Take down each entry exactly as written.

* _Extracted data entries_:
=====

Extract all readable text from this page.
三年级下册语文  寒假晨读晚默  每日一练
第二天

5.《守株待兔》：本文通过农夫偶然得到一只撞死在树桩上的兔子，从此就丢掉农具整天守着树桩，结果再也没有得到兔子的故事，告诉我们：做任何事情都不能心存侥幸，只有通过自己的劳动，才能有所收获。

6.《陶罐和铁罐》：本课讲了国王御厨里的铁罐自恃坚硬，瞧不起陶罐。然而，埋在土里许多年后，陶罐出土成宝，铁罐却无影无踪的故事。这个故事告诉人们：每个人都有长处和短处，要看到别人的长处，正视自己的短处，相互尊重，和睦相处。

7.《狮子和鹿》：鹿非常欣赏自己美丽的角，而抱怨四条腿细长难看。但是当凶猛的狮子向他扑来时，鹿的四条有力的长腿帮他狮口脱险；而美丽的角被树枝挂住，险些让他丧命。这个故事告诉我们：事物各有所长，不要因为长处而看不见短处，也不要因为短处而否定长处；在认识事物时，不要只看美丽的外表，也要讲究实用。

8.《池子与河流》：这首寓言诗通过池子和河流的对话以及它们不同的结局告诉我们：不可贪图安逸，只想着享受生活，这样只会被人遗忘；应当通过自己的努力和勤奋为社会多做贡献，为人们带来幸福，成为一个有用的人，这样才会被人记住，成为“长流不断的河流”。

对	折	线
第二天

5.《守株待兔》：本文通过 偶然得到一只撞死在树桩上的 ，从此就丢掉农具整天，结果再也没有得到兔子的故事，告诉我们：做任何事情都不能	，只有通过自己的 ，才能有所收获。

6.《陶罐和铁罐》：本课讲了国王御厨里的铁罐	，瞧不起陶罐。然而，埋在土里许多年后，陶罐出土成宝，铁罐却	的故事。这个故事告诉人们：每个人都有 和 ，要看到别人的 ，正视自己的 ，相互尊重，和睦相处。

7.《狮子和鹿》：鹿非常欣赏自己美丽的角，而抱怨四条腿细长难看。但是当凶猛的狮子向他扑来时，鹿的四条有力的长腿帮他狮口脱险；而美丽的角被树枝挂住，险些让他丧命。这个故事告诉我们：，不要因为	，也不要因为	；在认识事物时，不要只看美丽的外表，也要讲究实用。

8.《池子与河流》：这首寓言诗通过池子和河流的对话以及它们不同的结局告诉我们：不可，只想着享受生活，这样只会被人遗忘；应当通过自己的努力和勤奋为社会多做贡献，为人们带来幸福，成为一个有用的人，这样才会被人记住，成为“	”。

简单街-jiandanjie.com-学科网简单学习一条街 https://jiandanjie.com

=====

* _REPLY TO THE TASK_:
Extract all readable text from this page.
三年级下册语文  寒假晨读晚默  每日一练
第二天

5.《守株待兔》：本文通过农夫偶然得到一只撞死在树桩上的兔子，从此就丢掉农具整天守着树桩，结果再也没有得到兔子的故事，告诉我们：做任何事情都不能心存侥幸，只有通过自己的劳动，才能有所收获。

6.《陶罐和铁罐》：本课讲了国王御厨里的铁罐自恃坚硬，瞧不起陶罐。然而，埋在土里许多年后，陶罐出土成宝，铁罐却无影无踪的故事。这个故事告诉人们：每个人都有长处和短处，要看到别人的长处，正视自己的短处，相互尊重，和睦相处。

7.《狮子和鹿》：鹿非常欣赏自己美丽的角，而抱怨四条腿细长难看。但是当凶猛的狮子向他扑来时，鹿的四条有力的长腿帮他狮口脱险；而美丽的角被树枝挂住，险些让他丧命。这个故事告诉我们：事物各有所长，不要因为长处而看不见短处，也不要因为短处而否定长处；在认识事物时，不要只看美丽的外表，也要讲究实用。

8.《池子与河流》：这首寓言诗通过池子和河流的对话以及它们不同的结局告诉我们：不可贪图安逸，只想着享受生活，这样只会被人遗忘；应当通过自己的努力和勤奋为社会多做贡献，为人们带来幸福，成为一个有用的人，这样才会被人记住，成为“长流不断的河流”。

对	折	线
第二天

5.《守株待兔》：本文通过 偶然得到一只撞死在树桩上的 ，从此就丢掉农具整天，结果再也没有得到兔子的故事，告诉我们：做任何事情都不能	，只有通过自己的 ，才能有所收获。

6.《陶罐和铁罐》：本课讲了国王御厨里的铁罐	，瞧不起陶罐。然而，埋在土里许多年后，陶罐出土成宝，铁罐却	的故事。这个故事告诉人们：每个人都有 和 ，要看到别人的 ，正视自己的 ，相互尊重，和睦相处。

7.《狮子和鹿》：鹿非常欣赏自己美丽的角，而抱怨四条腿细长难看。但是当凶猛的狮子向他扑来时，鹿的四条有力的长腿帮他狮口脱险；而美丽的角被树枝挂住，险些让他丧命。这个故事告诉我们：，不要因为	，也不要因为	；在认识事物时，不要只看美丽的外表，也要讲究实用。

8.《池子与河流》：这首寓言诗通过池子和河流的对话以及它们不同的结局告诉我们：不可，只想着享受生活，这样只会被人遗忘；应当通过自己的努力和勤奋为社会多做贡献，为人们带来幸福，成为一个有用的人，这样才会被人记住，成为“	”。

简单街-jiandanjie.com-学科网简单学习一条街 https://jiandanjie.com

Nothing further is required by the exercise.